**WHAT THIS TASK INVOLVES**
Transcribe the full listing exactly, and drop every picture.

[Data entries]
::::
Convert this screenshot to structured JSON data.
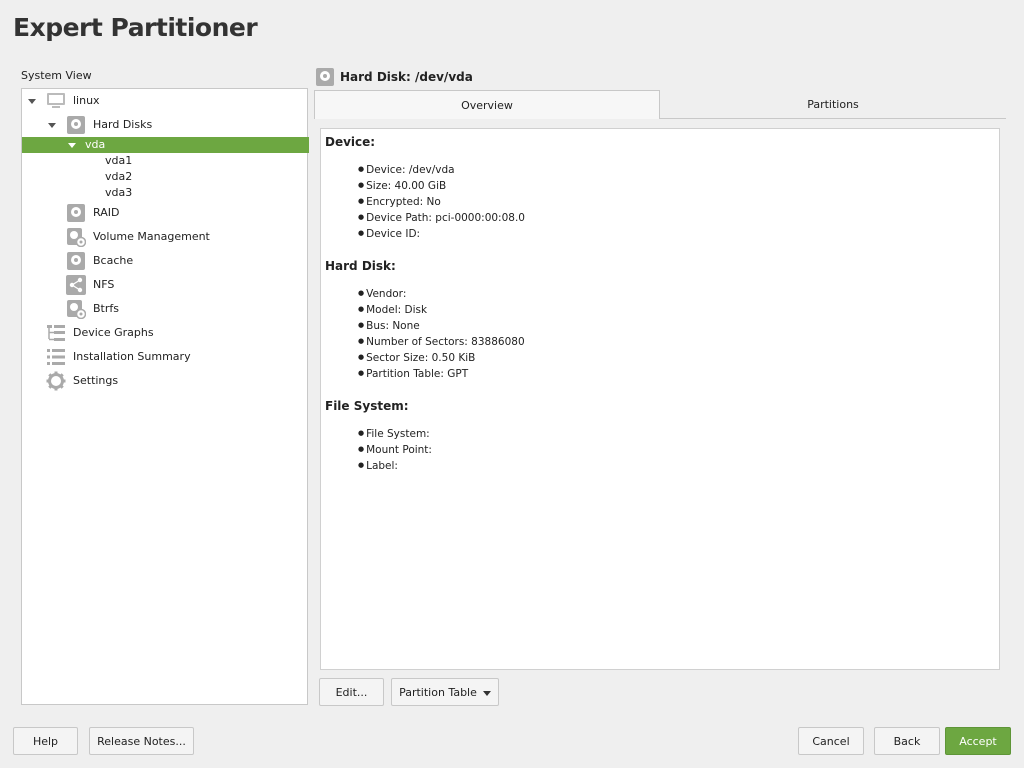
{
  "app": {
    "title": "Expert Partitioner"
  },
  "system_view": {
    "label": "System View",
    "tree": [
      {
        "label": "linux",
        "icon": "computer-icon"
      },
      {
        "label": "Hard Disks",
        "icon": "hard-disk-icon"
      },
      {
        "label": "vda",
        "selected": true
      },
      {
        "label": "vda1"
      },
      {
        "label": "vda2"
      },
      {
        "label": "vda3"
      },
      {
        "label": "RAID",
        "icon": "hard-disk-icon"
      },
      {
        "label": "Volume Management",
        "icon": "volume-management-icon"
      },
      {
        "label": "Bcache",
        "icon": "hard-disk-icon"
      },
      {
        "label": "NFS",
        "icon": "share-icon"
      },
      {
        "label": "Btrfs",
        "icon": "btrfs-icon"
      },
      {
        "label": "Device Graphs",
        "icon": "device-graph-icon"
      },
      {
        "label": "Installation Summary",
        "icon": "list-icon"
      },
      {
        "label": "Settings",
        "icon": "gear-icon"
      }
    ]
  },
  "detail": {
    "title": "Hard Disk: /dev/vda",
    "tabs": [
      {
        "label": "Overview",
        "active": true
      },
      {
        "label": "Partitions",
        "active": false
      }
    ],
    "sections": [
      {
        "heading": "Device:",
        "items": [
          "Device: /dev/vda",
          "Size: 40.00 GiB",
          "Encrypted: No",
          "Device Path: pci-0000:00:08.0",
          "Device ID:"
        ]
      },
      {
        "heading": "Hard Disk:",
        "items": [
          "Vendor:",
          "Model: Disk",
          "Bus: None",
          "Number of Sectors: 83886080",
          "Sector Size: 0.50 KiB",
          "Partition Table: GPT"
        ]
      },
      {
        "heading": "File System:",
        "items": [
          "File System:",
          "Mount Point:",
          "Label:"
        ]
      }
    ],
    "buttons": {
      "edit": "Edit...",
      "partition_table": "Partition Table"
    }
  },
  "footer": {
    "help": "Help",
    "release_notes": "Release Notes...",
    "cancel": "Cancel",
    "back": "Back",
    "accept": "Accept"
  },
  "colors": {
    "accent": "#6da741"
  }
}
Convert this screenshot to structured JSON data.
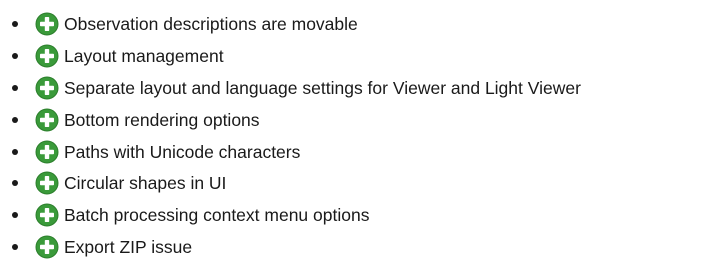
{
  "icon": {
    "name": "plus-icon",
    "fill": "#3a9a3a",
    "stroke": "#2c7f2c",
    "glyph_color": "#ffffff"
  },
  "items": [
    {
      "label": "Observation descriptions are movable"
    },
    {
      "label": "Layout management"
    },
    {
      "label": "Separate layout and language settings for Viewer and Light Viewer"
    },
    {
      "label": "Bottom rendering options"
    },
    {
      "label": "Paths with Unicode characters"
    },
    {
      "label": "Circular shapes in UI"
    },
    {
      "label": "Batch processing context menu options"
    },
    {
      "label": "Export ZIP issue"
    }
  ]
}
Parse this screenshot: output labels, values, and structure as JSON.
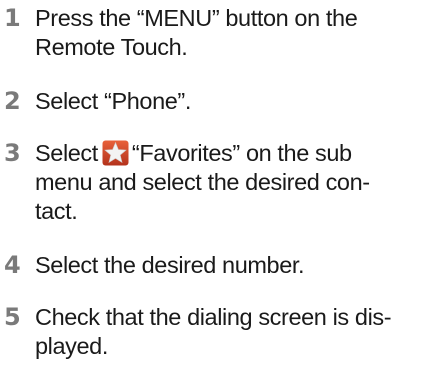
{
  "steps": [
    {
      "number": "1",
      "lines": [
        "Press the “MENU” button on the",
        "Remote Touch."
      ]
    },
    {
      "number": "2",
      "lines": [
        "Select “Phone”."
      ]
    },
    {
      "number": "3",
      "lines_first_before": "Select",
      "lines_first_after": "“Favorites” on the sub",
      "lines": [
        "menu and select the desired con-",
        "tact."
      ],
      "icon": "favorites-star-icon"
    },
    {
      "number": "4",
      "lines": [
        "Select the desired number."
      ]
    },
    {
      "number": "5",
      "lines": [
        "Check that the dialing screen is dis-",
        "played."
      ]
    }
  ]
}
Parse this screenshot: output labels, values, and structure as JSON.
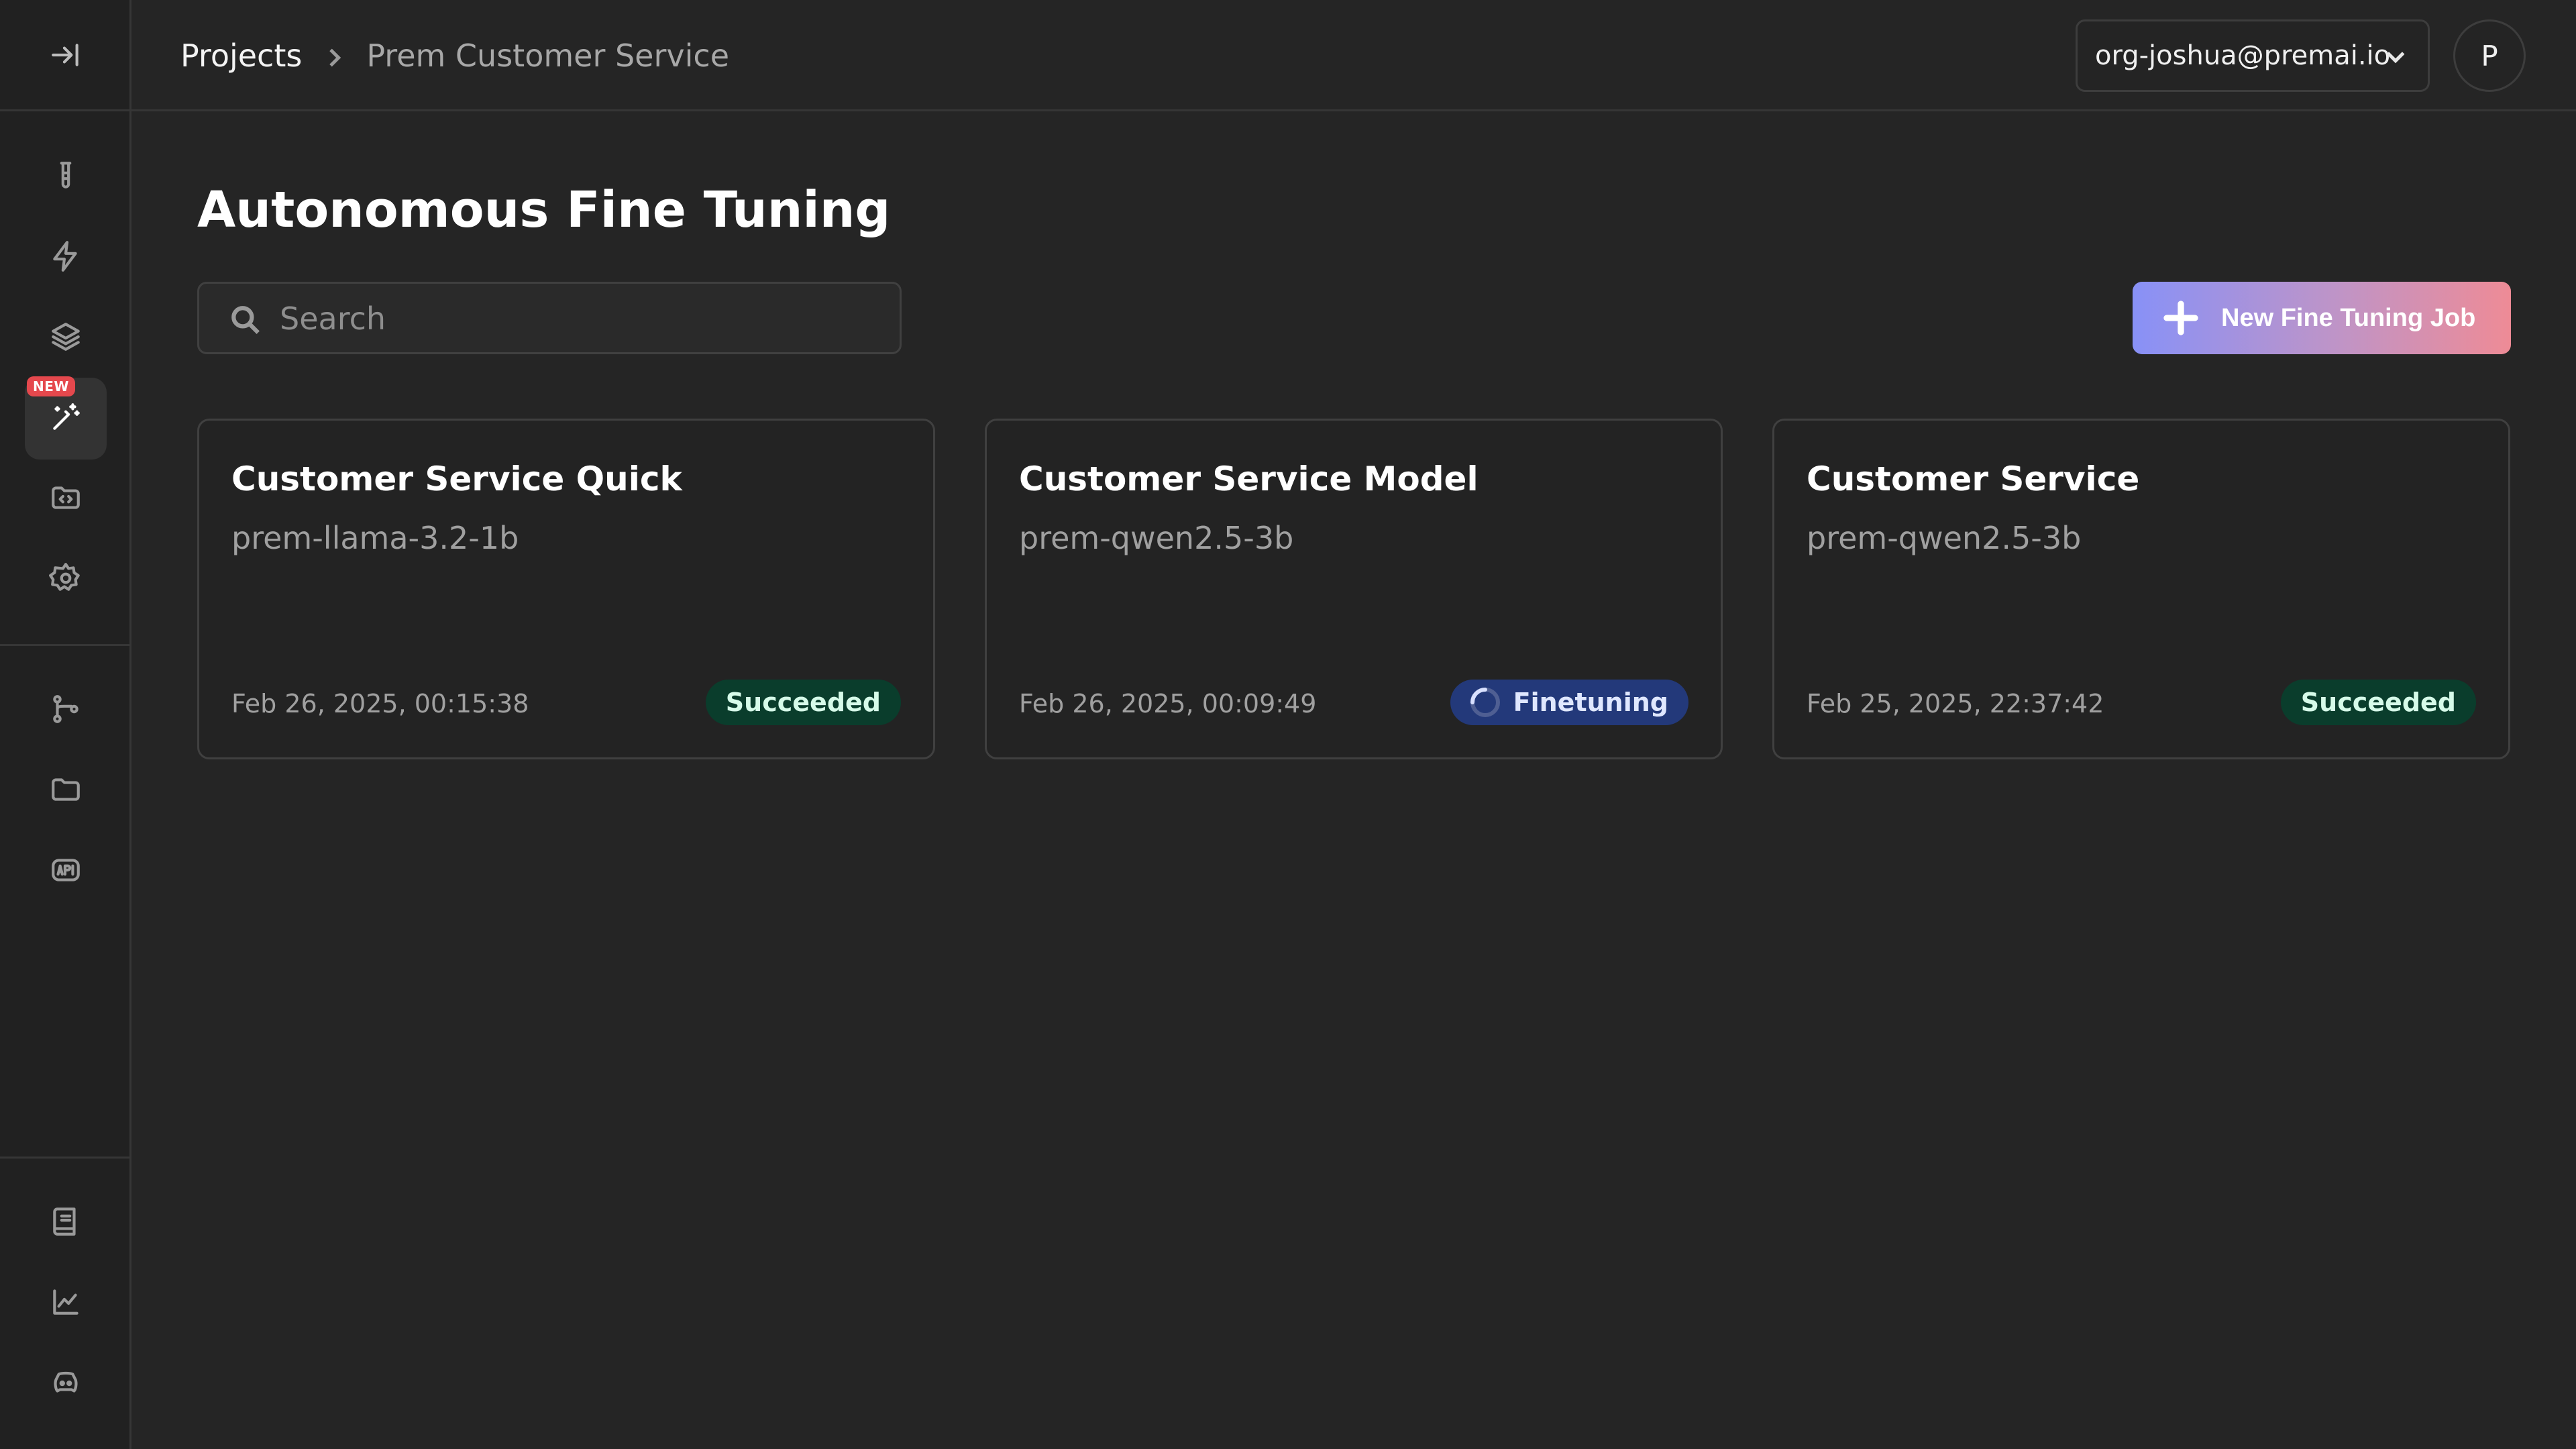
{
  "sidebar": {
    "collapse_icon": "collapse-right-icon",
    "new_badge": "NEW",
    "items": [
      {
        "icon": "test-tube-icon"
      },
      {
        "icon": "bolt-icon"
      },
      {
        "icon": "layers-icon"
      },
      {
        "icon": "magic-wand-icon",
        "active": true
      },
      {
        "icon": "code-folder-icon"
      },
      {
        "icon": "gear-icon"
      },
      {
        "icon": "git-branch-icon"
      },
      {
        "icon": "folder-icon"
      },
      {
        "icon": "api-icon"
      },
      {
        "icon": "notebook-icon"
      },
      {
        "icon": "chart-line-icon"
      },
      {
        "icon": "discord-icon"
      }
    ]
  },
  "header": {
    "breadcrumb_root": "Projects",
    "breadcrumb_current": "Prem Customer Service",
    "org": "org-joshua@premai.io",
    "avatar_initial": "P"
  },
  "main": {
    "title": "Autonomous Fine Tuning",
    "search_placeholder": "Search",
    "new_job_label": "New Fine Tuning Job"
  },
  "jobs": [
    {
      "title": "Customer Service Quick",
      "model": "prem-llama-3.2-1b",
      "date": "Feb 26, 2025, 00:15:38",
      "status": "Succeeded"
    },
    {
      "title": "Customer Service Model",
      "model": "prem-qwen2.5-3b",
      "date": "Feb 26, 2025, 00:09:49",
      "status": "Finetuning"
    },
    {
      "title": "Customer Service",
      "model": "prem-qwen2.5-3b",
      "date": "Feb 25, 2025, 22:37:42",
      "status": "Succeeded"
    }
  ],
  "colors": {
    "background": "#252525",
    "success_badge": "#0a3d2c",
    "running_badge": "#23397a",
    "cta_gradient_start": "#8891f7",
    "cta_gradient_end": "#ee8b96"
  }
}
::::
**SOLUTION BELOW**
Convert this screenshot to structured JSON data.
{
  "app": {
    "title": "Expert Partitioner"
  },
  "system_view": {
    "label": "System View",
    "tree": [
      {
        "label": "linux",
        "icon": "computer-icon"
      },
      {
        "label": "Hard Disks",
        "icon": "hard-disk-icon"
      },
      {
        "label": "vda",
        "selected": true
      },
      {
        "label": "vda1"
      },
      {
        "label": "vda2"
      },
      {
        "label": "vda3"
      },
      {
        "label": "RAID",
        "icon": "hard-disk-icon"
      },
      {
        "label": "Volume Management",
        "icon": "volume-management-icon"
      },
      {
        "label": "Bcache",
        "icon": "hard-disk-icon"
      },
      {
        "label": "NFS",
        "icon": "share-icon"
      },
      {
        "label": "Btrfs",
        "icon": "btrfs-icon"
      },
      {
        "label": "Device Graphs",
        "icon": "device-graph-icon"
      },
      {
        "label": "Installation Summary",
        "icon": "list-icon"
      },
      {
        "label": "Settings",
        "icon": "gear-icon"
      }
    ]
  },
  "detail": {
    "title": "Hard Disk: /dev/vda",
    "tabs": [
      {
        "label": "Overview",
        "active": true
      },
      {
        "label": "Partitions",
        "active": false
      }
    ],
    "sections": [
      {
        "heading": "Device:",
        "items": [
          "Device: /dev/vda",
          "Size: 40.00 GiB",
          "Encrypted: No",
          "Device Path: pci-0000:00:08.0",
          "Device ID:"
        ]
      },
      {
        "heading": "Hard Disk:",
        "items": [
          "Vendor:",
          "Model: Disk",
          "Bus: None",
          "Number of Sectors: 83886080",
          "Sector Size: 0.50 KiB",
          "Partition Table: GPT"
        ]
      },
      {
        "heading": "File System:",
        "items": [
          "File System:",
          "Mount Point:",
          "Label:"
        ]
      }
    ],
    "buttons": {
      "edit": "Edit...",
      "partition_table": "Partition Table"
    }
  },
  "footer": {
    "help": "Help",
    "release_notes": "Release Notes...",
    "cancel": "Cancel",
    "back": "Back",
    "accept": "Accept"
  },
  "colors": {
    "accent": "#6da741"
  }
}
Convert this screenshot to structured JSON data.
{
  "icon": {
    "name": "plus-icon",
    "fill": "#3a9a3a",
    "stroke": "#2c7f2c",
    "glyph_color": "#ffffff"
  },
  "items": [
    {
      "label": "Observation descriptions are movable"
    },
    {
      "label": "Layout management"
    },
    {
      "label": "Separate layout and language settings for Viewer and Light Viewer"
    },
    {
      "label": "Bottom rendering options"
    },
    {
      "label": "Paths with Unicode characters"
    },
    {
      "label": "Circular shapes in UI"
    },
    {
      "label": "Batch processing context menu options"
    },
    {
      "label": "Export ZIP issue"
    }
  ]
}
Parse this screenshot: output labels, values, and structure as JSON.
{
  "steps": [
    {
      "number": "1",
      "lines": [
        "Press the “MENU” button on the",
        "Remote Touch."
      ]
    },
    {
      "number": "2",
      "lines": [
        "Select “Phone”."
      ]
    },
    {
      "number": "3",
      "lines_first_before": "Select",
      "lines_first_after": "“Favorites” on the sub",
      "lines": [
        "menu and select the desired con-",
        "tact."
      ],
      "icon": "favorites-star-icon"
    },
    {
      "number": "4",
      "lines": [
        "Select the desired number."
      ]
    },
    {
      "number": "5",
      "lines": [
        "Check that the dialing screen is dis-",
        "played."
      ]
    }
  ]
}
Parse this screenshot: output labels, values, and structure as JSON.
{
  "sidebar": {
    "collapse_icon": "collapse-right-icon",
    "new_badge": "NEW",
    "items": [
      {
        "icon": "test-tube-icon"
      },
      {
        "icon": "bolt-icon"
      },
      {
        "icon": "layers-icon"
      },
      {
        "icon": "magic-wand-icon",
        "active": true
      },
      {
        "icon": "code-folder-icon"
      },
      {
        "icon": "gear-icon"
      },
      {
        "icon": "git-branch-icon"
      },
      {
        "icon": "folder-icon"
      },
      {
        "icon": "api-icon"
      },
      {
        "icon": "notebook-icon"
      },
      {
        "icon": "chart-line-icon"
      },
      {
        "icon": "discord-icon"
      }
    ]
  },
  "header": {
    "breadcrumb_root": "Projects",
    "breadcrumb_current": "Prem Customer Service",
    "org": "org-joshua@premai.io",
    "avatar_initial": "P"
  },
  "main": {
    "title": "Autonomous Fine Tuning",
    "search_placeholder": "Search",
    "new_job_label": "New Fine Tuning Job"
  },
  "jobs": [
    {
      "title": "Customer Service Quick",
      "model": "prem-llama-3.2-1b",
      "date": "Feb 26, 2025, 00:15:38",
      "status": "Succeeded"
    },
    {
      "title": "Customer Service Model",
      "model": "prem-qwen2.5-3b",
      "date": "Feb 26, 2025, 00:09:49",
      "status": "Finetuning"
    },
    {
      "title": "Customer Service",
      "model": "prem-qwen2.5-3b",
      "date": "Feb 25, 2025, 22:37:42",
      "status": "Succeeded"
    }
  ],
  "colors": {
    "background": "#252525",
    "success_badge": "#0a3d2c",
    "running_badge": "#23397a",
    "cta_gradient_start": "#8891f7",
    "cta_gradient_end": "#ee8b96"
  }
}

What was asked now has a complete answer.